INPUT =>

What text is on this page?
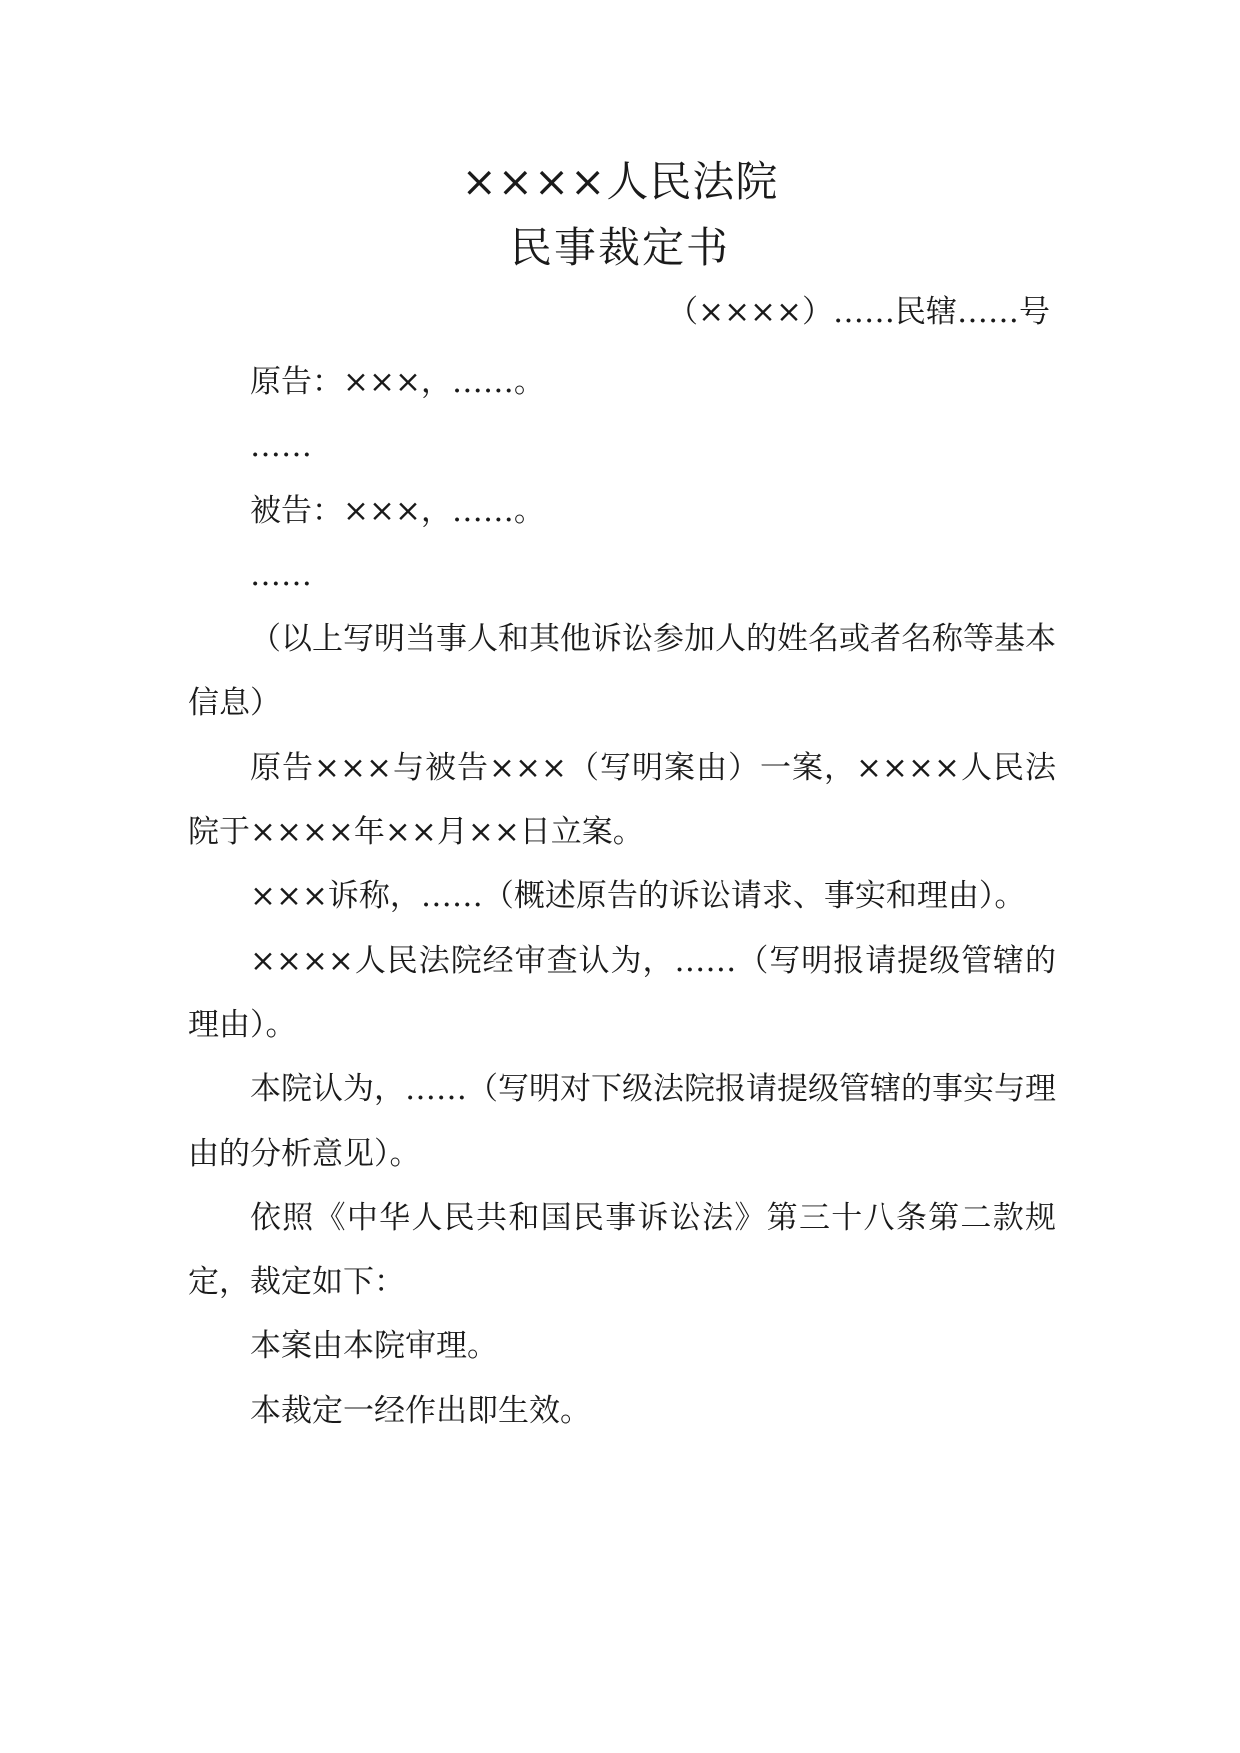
××××人民法院
民事裁定书
（××××）……民辖……号

原告：×××，……。

……

被告：×××，……。

……

（以上写明当事人和其他诉讼参加人的姓名或者名称等基本信息）

原告×××与被告×××（写明案由）一案，××××人民法院于××××年××月××日立案。

×××诉称，……（概述原告的诉讼请求、事实和理由）。

××××人民法院经审查认为，……（写明报请提级管辖的理由）。

本院认为，……（写明对下级法院报请提级管辖的事实与理由的分析意见）。

依照《中华人民共和国民事诉讼法》第三十八条第二款规定，裁定如下：

本案由本院审理。

本裁定一经作出即生效。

SHORT PROBLEM => Working from the lines above, reproduce the material exactly and exclude its pictures.

WRITTEN RESPONSE =>
What text is on this page?
××××人民法院
民事裁定书
（××××）……民辖……号

原告：×××，……。

……

被告：×××，……。

……

（以上写明当事人和其他诉讼参加人的姓名或者名称等基本信息）

原告×××与被告×××（写明案由）一案，××××人民法院于××××年××月××日立案。

×××诉称，……（概述原告的诉讼请求、事实和理由）。

××××人民法院经审查认为，……（写明报请提级管辖的理由）。

本院认为，……（写明对下级法院报请提级管辖的事实与理由的分析意见）。

依照《中华人民共和国民事诉讼法》第三十八条第二款规定，裁定如下：

本案由本院审理。

本裁定一经作出即生效。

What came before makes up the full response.